Stored items

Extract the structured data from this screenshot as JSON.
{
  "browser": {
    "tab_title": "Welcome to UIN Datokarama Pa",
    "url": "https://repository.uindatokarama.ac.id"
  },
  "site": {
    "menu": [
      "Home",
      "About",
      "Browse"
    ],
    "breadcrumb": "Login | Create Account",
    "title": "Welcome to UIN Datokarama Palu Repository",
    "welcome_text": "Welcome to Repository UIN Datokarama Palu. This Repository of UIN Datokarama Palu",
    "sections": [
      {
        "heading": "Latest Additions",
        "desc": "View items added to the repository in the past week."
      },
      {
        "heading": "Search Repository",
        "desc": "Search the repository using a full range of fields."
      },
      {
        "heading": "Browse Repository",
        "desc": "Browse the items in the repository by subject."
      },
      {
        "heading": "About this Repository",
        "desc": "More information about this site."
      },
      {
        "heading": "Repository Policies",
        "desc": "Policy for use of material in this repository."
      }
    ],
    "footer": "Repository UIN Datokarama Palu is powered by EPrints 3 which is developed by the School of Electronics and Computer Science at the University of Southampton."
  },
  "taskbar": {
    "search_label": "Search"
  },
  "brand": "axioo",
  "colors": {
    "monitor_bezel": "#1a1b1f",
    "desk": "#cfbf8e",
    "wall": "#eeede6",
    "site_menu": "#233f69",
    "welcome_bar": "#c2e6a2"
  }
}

THE PROBLEM: Return the listing above word for word.

REPLY:
Extract the structured data from this screenshot as JSON.
{
  "browser": {
    "tab_title": "Welcome to UIN Datokarama Pa",
    "url": "https://repository.uindatokarama.ac.id"
  },
  "site": {
    "menu": [
      "Home",
      "About",
      "Browse"
    ],
    "breadcrumb": "Login | Create Account",
    "title": "Welcome to UIN Datokarama Palu Repository",
    "welcome_text": "Welcome to Repository UIN Datokarama Palu. This Repository of UIN Datokarama Palu",
    "sections": [
      {
        "heading": "Latest Additions",
        "desc": "View items added to the repository in the past week."
      },
      {
        "heading": "Search Repository",
        "desc": "Search the repository using a full range of fields."
      },
      {
        "heading": "Browse Repository",
        "desc": "Browse the items in the repository by subject."
      },
      {
        "heading": "About this Repository",
        "desc": "More information about this site."
      },
      {
        "heading": "Repository Policies",
        "desc": "Policy for use of material in this repository."
      }
    ],
    "footer": "Repository UIN Datokarama Palu is powered by EPrints 3 which is developed by the School of Electronics and Computer Science at the University of Southampton."
  },
  "taskbar": {
    "search_label": "Search"
  },
  "brand": "axioo",
  "colors": {
    "monitor_bezel": "#1a1b1f",
    "desk": "#cfbf8e",
    "wall": "#eeede6",
    "site_menu": "#233f69",
    "welcome_bar": "#c2e6a2"
  }
}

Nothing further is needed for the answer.